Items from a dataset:
┌──
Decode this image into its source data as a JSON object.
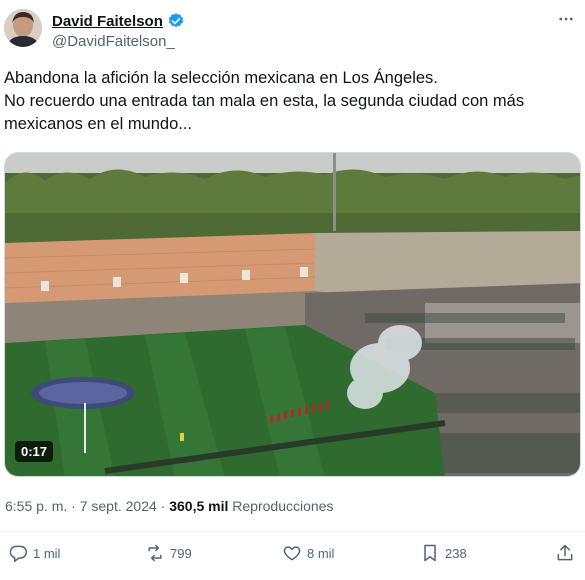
{
  "author": {
    "name": "David Faitelson",
    "handle": "@DavidFaitelson_",
    "verified": true
  },
  "tweet": {
    "lines": [
      "Abandona la afición la selección mexicana en Los Ángeles.",
      "No recuerdo una entrada tan mala en esta, la segunda ciudad con más",
      "mexicanos en el mundo..."
    ]
  },
  "media": {
    "duration": "0:17"
  },
  "meta": {
    "time": "6:55 p. m.",
    "separator": "·",
    "date": "7 sept. 2024",
    "views_count": "360,5 mil",
    "views_label": "Reproducciones"
  },
  "actions": {
    "replies": "1 mil",
    "reposts": "799",
    "likes": "8 mil",
    "bookmarks": "238"
  },
  "colors": {
    "accent": "#1d9bf0",
    "text": "#0f1419",
    "muted": "#536471"
  }
}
└──
> [EXERCISE TASK]: Reproduce the material above in full and without alteration, but skip all pictures.

> [RESPONSE TO THE TASK]:
Decode this image into its source data as a JSON object.
{
  "author": {
    "name": "David Faitelson",
    "handle": "@DavidFaitelson_",
    "verified": true
  },
  "tweet": {
    "lines": [
      "Abandona la afición la selección mexicana en Los Ángeles.",
      "No recuerdo una entrada tan mala en esta, la segunda ciudad con más",
      "mexicanos en el mundo..."
    ]
  },
  "media": {
    "duration": "0:17"
  },
  "meta": {
    "time": "6:55 p. m.",
    "separator": "·",
    "date": "7 sept. 2024",
    "views_count": "360,5 mil",
    "views_label": "Reproducciones"
  },
  "actions": {
    "replies": "1 mil",
    "reposts": "799",
    "likes": "8 mil",
    "bookmarks": "238"
  },
  "colors": {
    "accent": "#1d9bf0",
    "text": "#0f1419",
    "muted": "#536471"
  }
}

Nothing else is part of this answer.